▶ SET TASK: Among the entries that follow, tally the lines with the string "sunucudan". Give no more than the number.

---------- AVAILABLE DATA ----------

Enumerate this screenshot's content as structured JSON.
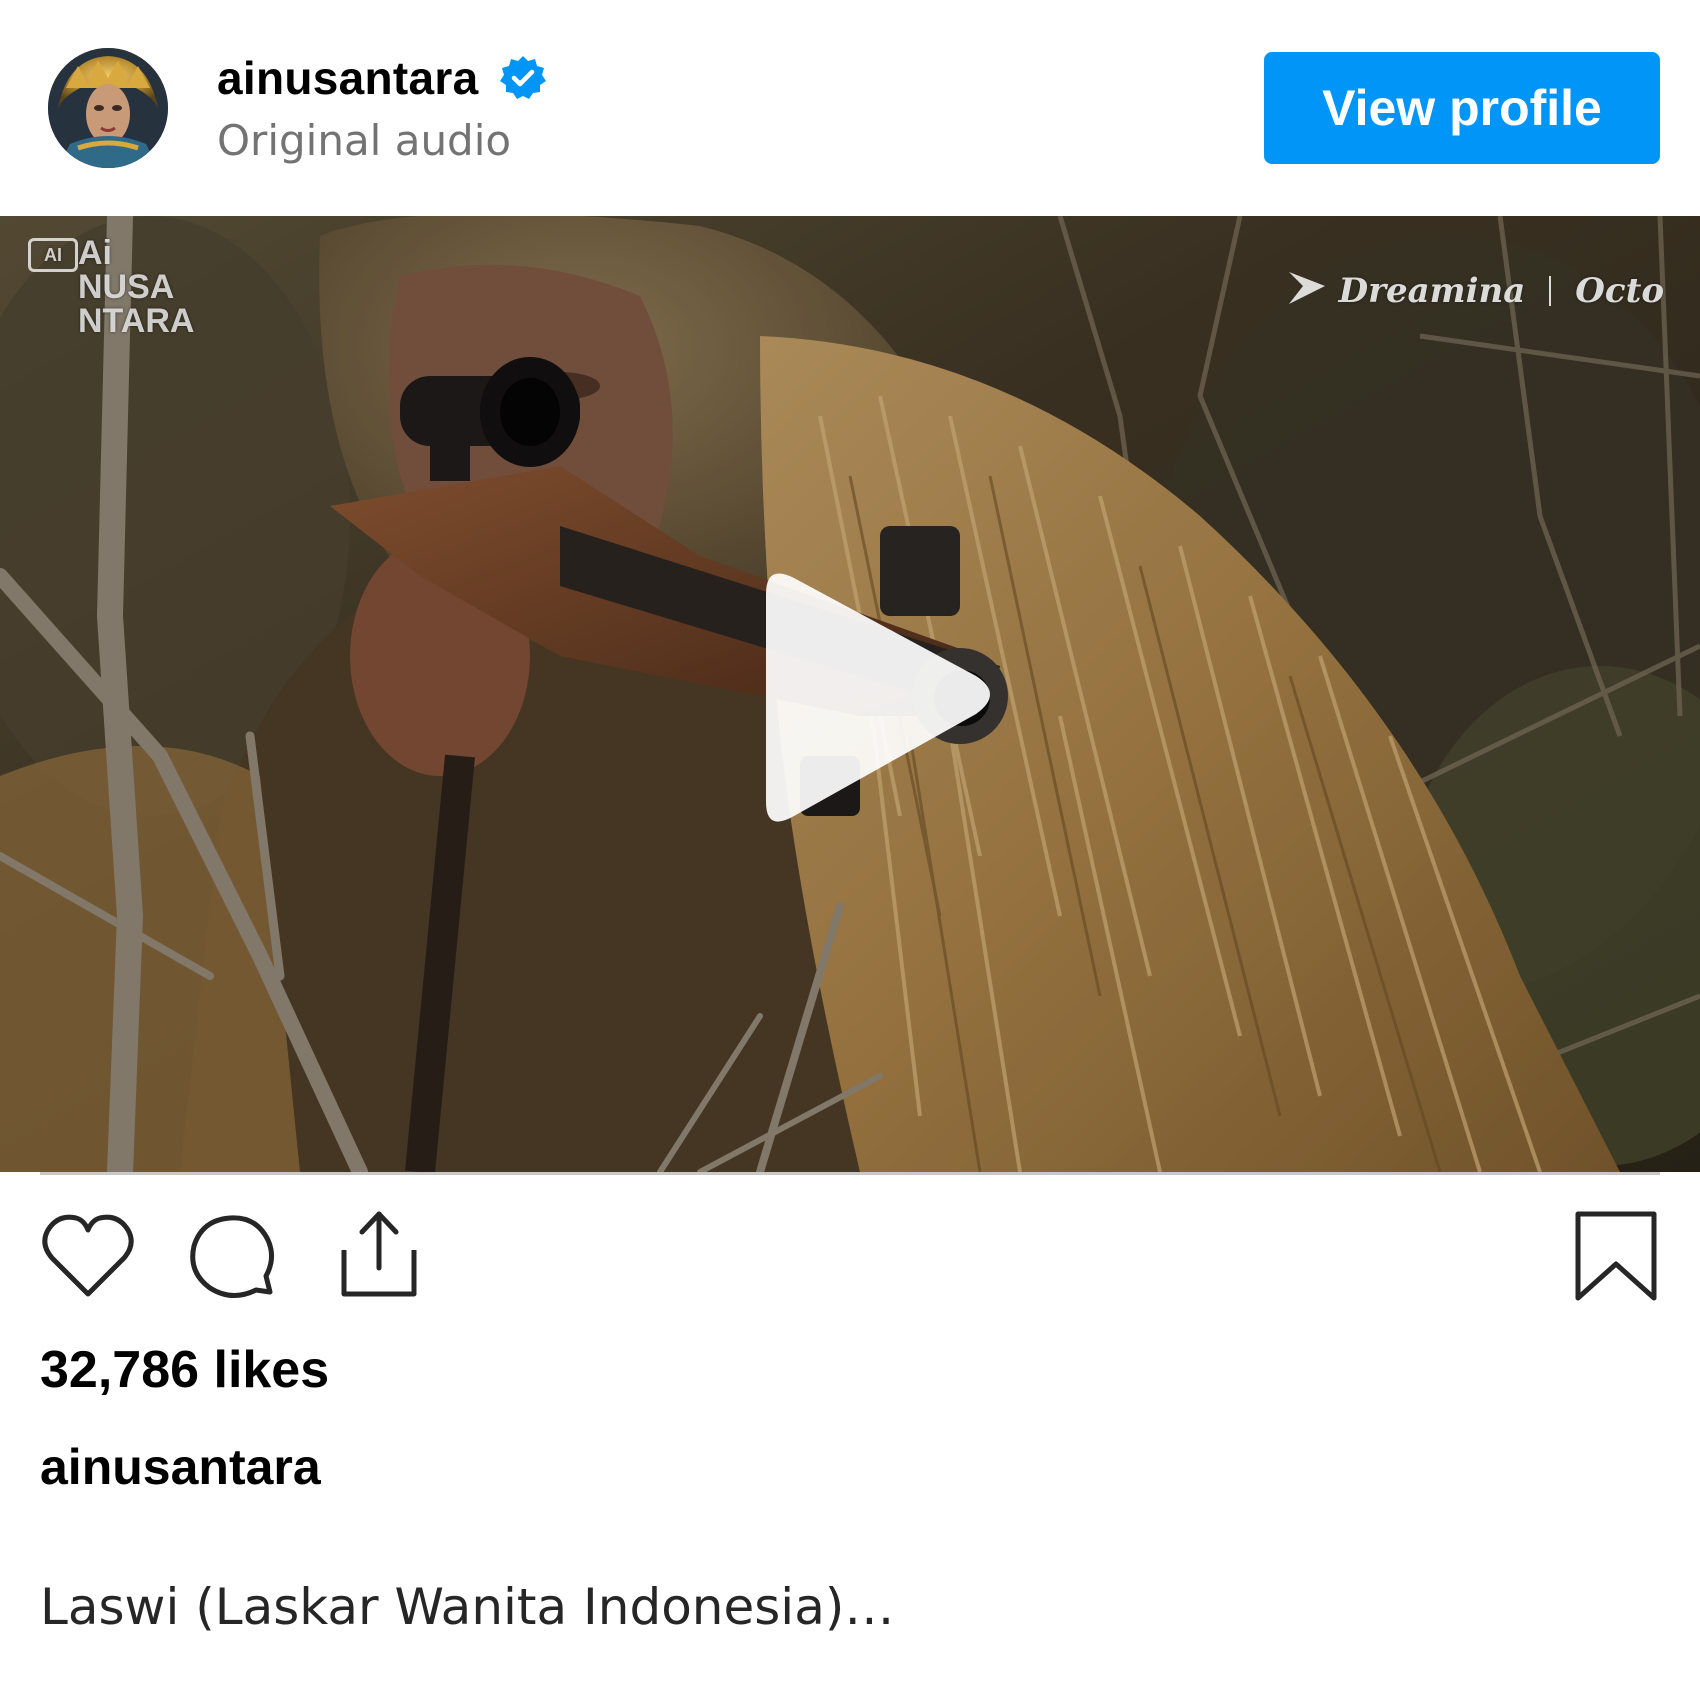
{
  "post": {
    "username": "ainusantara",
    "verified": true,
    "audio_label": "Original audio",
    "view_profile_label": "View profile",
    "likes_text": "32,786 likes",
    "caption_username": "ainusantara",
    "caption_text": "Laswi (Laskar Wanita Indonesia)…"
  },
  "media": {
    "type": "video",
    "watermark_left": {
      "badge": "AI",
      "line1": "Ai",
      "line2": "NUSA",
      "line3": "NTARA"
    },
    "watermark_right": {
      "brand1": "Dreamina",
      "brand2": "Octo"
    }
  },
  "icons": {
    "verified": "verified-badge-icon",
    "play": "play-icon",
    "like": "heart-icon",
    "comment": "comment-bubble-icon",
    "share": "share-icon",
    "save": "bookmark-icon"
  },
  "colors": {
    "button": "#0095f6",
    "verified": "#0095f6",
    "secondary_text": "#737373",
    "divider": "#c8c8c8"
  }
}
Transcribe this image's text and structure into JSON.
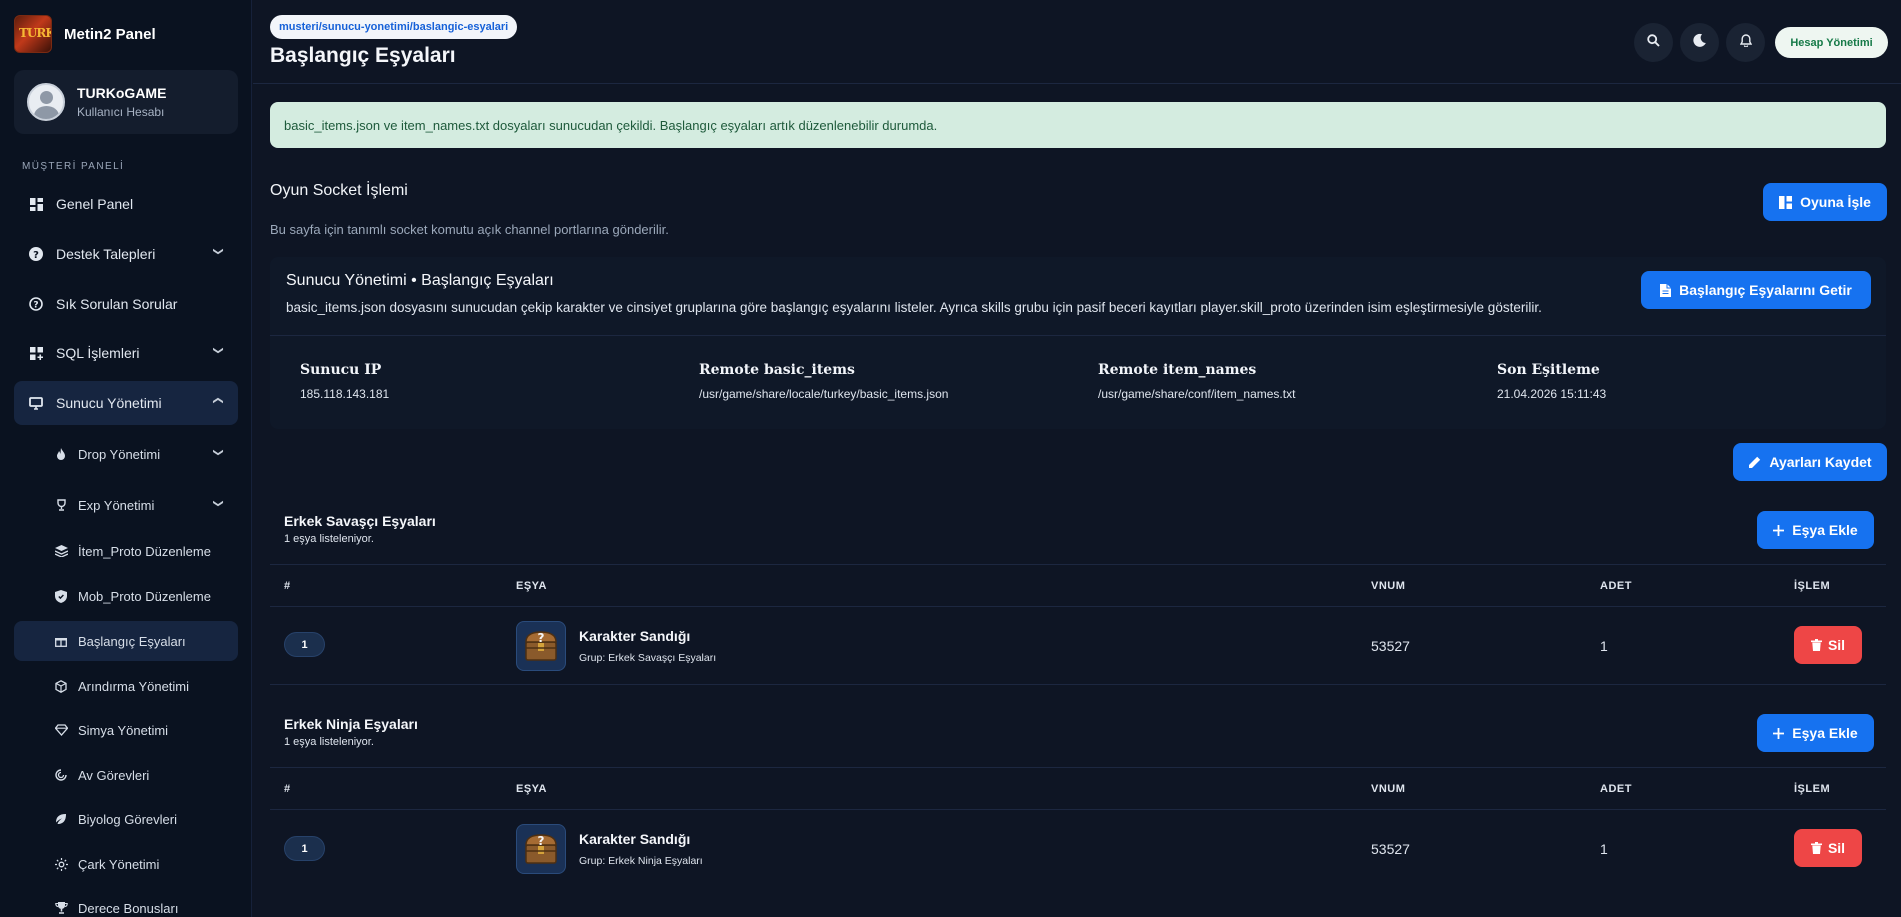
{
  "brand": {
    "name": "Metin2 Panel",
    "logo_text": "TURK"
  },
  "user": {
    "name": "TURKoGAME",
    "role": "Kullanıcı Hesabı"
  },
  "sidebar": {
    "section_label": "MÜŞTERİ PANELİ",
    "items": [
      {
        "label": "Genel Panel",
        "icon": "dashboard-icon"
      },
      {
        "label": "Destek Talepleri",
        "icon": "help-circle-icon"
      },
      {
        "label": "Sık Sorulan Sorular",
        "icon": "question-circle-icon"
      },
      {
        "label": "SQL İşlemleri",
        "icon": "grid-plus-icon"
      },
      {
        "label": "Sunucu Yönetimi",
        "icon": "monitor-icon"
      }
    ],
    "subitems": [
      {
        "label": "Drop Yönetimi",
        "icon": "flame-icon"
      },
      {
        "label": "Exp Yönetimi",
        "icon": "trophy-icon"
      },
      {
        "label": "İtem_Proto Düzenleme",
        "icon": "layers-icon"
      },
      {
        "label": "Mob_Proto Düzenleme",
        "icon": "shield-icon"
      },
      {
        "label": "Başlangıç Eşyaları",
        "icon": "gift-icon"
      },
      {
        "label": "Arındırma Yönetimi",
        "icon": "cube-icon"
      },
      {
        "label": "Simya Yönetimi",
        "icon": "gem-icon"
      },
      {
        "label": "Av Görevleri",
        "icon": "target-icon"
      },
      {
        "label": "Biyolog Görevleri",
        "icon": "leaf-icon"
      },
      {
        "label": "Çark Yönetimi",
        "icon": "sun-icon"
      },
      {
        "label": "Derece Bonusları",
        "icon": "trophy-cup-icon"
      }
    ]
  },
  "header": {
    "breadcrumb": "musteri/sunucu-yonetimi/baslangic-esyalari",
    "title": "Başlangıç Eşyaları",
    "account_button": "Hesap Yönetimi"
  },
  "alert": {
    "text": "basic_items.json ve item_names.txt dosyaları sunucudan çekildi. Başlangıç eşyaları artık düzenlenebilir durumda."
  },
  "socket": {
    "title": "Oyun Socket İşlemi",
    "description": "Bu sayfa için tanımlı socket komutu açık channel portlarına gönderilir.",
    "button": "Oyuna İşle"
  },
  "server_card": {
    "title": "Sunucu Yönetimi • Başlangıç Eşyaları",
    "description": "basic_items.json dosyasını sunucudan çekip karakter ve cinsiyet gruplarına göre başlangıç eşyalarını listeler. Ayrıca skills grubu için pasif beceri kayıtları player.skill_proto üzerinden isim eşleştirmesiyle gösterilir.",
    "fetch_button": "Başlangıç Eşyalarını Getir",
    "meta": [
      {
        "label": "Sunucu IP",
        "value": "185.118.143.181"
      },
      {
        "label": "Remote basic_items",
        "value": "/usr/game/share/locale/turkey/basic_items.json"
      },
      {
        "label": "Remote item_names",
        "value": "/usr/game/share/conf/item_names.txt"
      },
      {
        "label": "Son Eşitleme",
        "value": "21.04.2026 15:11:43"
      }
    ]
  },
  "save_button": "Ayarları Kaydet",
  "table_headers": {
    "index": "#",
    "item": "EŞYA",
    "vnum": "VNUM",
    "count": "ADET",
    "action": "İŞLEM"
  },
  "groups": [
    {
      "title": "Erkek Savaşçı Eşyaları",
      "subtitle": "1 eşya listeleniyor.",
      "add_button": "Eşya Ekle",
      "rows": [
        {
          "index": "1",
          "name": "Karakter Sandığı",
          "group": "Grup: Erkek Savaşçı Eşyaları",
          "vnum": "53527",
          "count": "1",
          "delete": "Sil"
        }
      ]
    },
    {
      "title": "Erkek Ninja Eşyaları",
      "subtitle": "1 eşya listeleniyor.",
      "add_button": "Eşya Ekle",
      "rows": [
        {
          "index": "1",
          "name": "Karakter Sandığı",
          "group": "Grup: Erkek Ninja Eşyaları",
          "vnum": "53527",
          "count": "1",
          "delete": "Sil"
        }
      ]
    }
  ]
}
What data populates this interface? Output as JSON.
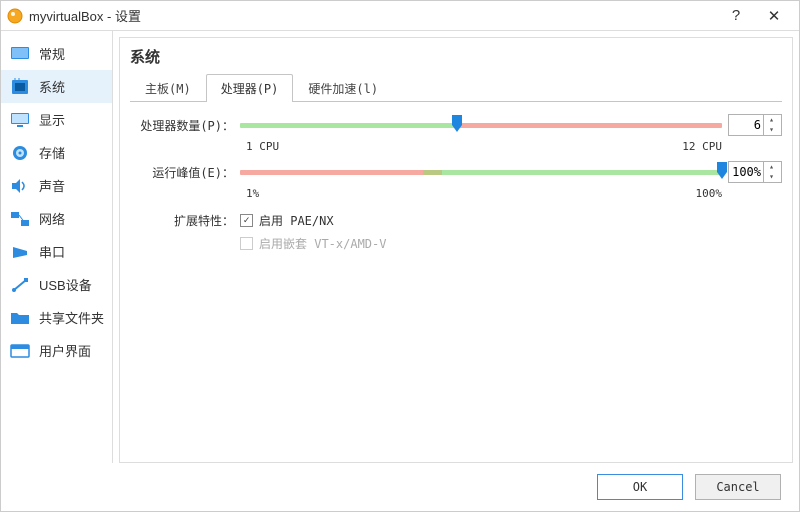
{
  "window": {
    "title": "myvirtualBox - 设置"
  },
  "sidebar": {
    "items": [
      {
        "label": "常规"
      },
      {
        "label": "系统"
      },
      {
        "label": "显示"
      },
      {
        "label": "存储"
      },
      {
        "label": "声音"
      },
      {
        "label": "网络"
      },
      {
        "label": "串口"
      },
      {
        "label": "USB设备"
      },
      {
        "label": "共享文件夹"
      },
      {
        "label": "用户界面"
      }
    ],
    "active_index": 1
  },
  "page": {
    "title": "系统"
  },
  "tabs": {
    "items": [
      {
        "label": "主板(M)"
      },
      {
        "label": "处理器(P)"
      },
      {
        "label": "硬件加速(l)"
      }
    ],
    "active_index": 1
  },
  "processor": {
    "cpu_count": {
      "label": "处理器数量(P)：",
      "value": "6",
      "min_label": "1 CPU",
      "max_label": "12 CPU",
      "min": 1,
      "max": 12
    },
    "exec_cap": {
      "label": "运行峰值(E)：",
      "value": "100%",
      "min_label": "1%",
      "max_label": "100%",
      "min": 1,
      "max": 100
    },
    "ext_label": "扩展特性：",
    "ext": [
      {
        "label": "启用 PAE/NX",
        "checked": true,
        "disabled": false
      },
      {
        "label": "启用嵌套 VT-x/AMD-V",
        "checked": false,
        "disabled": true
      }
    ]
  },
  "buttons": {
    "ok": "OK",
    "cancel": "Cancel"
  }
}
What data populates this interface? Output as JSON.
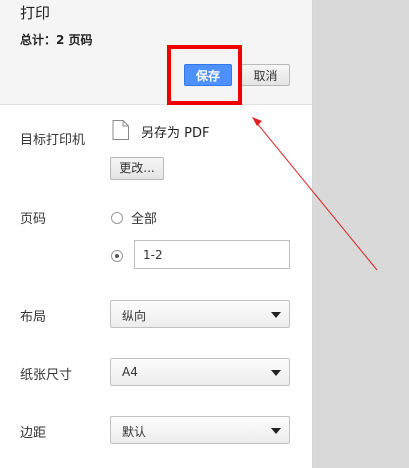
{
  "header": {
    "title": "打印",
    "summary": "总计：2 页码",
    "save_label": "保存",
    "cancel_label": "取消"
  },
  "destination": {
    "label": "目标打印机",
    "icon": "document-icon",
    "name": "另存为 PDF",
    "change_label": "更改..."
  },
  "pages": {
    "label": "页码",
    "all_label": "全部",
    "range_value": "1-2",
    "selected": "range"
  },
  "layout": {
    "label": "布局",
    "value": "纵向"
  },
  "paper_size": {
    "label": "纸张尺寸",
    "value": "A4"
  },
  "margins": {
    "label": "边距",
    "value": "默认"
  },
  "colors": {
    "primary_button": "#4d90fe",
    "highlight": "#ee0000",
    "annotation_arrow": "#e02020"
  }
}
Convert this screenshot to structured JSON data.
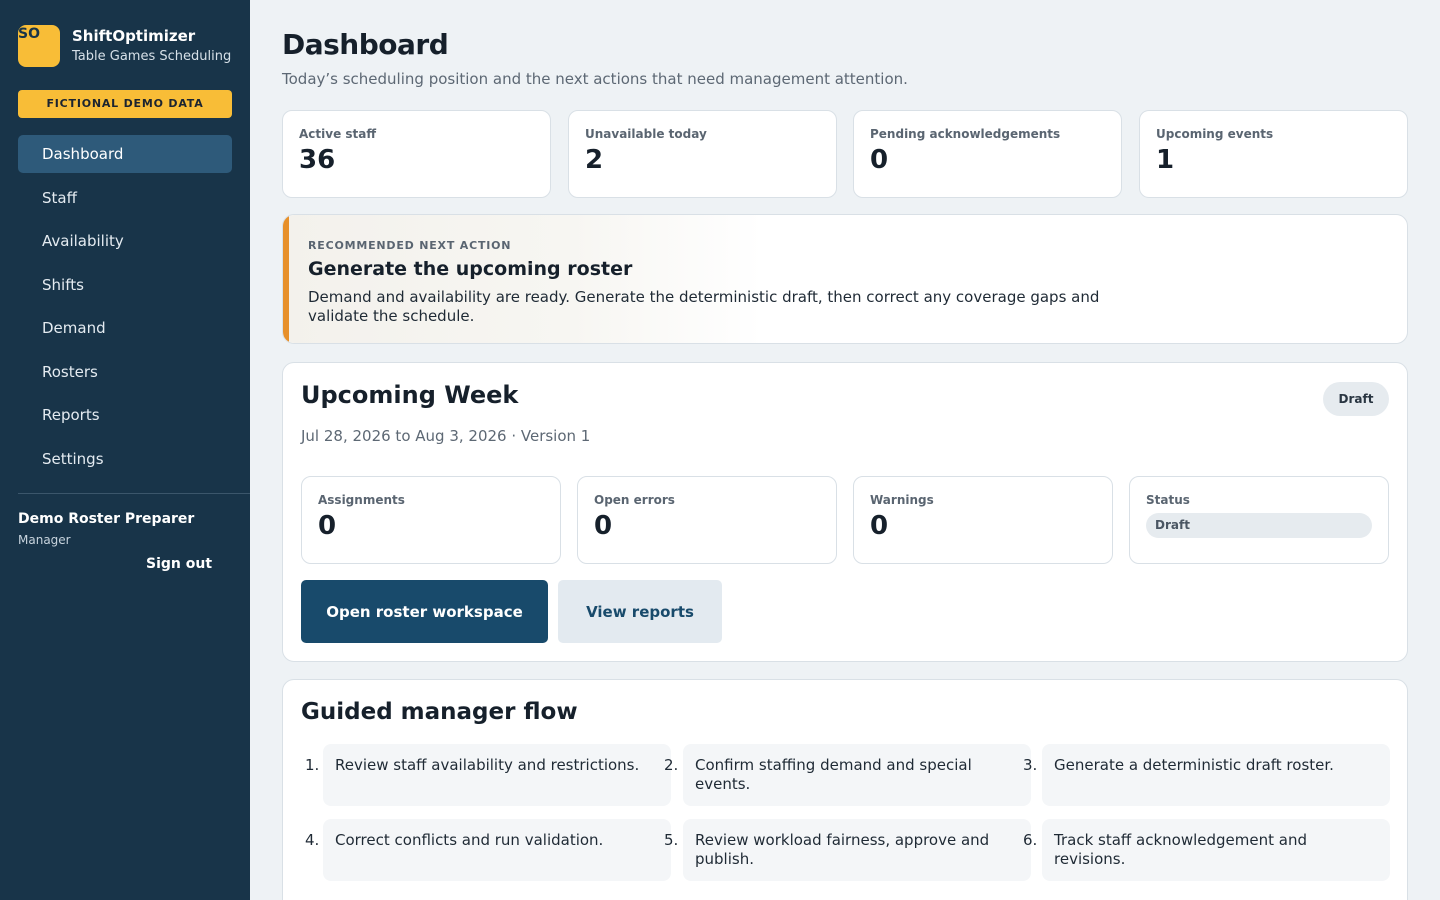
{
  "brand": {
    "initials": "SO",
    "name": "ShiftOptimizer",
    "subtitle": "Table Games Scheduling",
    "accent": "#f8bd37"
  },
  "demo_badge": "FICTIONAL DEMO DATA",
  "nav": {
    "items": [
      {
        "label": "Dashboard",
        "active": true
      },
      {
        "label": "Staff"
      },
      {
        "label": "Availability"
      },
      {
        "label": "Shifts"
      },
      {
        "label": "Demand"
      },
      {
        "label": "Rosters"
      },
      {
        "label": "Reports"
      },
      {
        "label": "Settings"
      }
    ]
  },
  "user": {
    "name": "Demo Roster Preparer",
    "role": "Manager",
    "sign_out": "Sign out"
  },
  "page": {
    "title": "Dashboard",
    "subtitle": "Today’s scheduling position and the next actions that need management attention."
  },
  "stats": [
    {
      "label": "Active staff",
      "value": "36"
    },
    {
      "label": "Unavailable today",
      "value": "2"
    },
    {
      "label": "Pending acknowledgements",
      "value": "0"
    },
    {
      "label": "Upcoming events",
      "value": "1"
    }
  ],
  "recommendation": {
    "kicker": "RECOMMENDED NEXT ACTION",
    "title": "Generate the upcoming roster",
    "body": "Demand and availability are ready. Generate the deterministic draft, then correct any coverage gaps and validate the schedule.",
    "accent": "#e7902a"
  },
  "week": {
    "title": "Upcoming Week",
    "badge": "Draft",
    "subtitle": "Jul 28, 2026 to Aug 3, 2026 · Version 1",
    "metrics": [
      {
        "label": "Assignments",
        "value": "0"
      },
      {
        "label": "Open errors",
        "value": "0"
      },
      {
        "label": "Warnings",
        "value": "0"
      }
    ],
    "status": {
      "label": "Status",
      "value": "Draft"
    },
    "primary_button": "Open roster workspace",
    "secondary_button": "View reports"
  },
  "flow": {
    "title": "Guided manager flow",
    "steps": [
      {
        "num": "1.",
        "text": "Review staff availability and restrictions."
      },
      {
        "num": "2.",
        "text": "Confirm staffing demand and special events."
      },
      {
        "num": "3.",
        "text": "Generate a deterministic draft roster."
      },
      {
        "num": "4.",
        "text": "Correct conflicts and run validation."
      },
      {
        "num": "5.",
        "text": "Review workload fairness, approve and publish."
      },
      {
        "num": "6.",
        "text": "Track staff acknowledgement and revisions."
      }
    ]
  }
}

----------

▶ RESPONSE: 2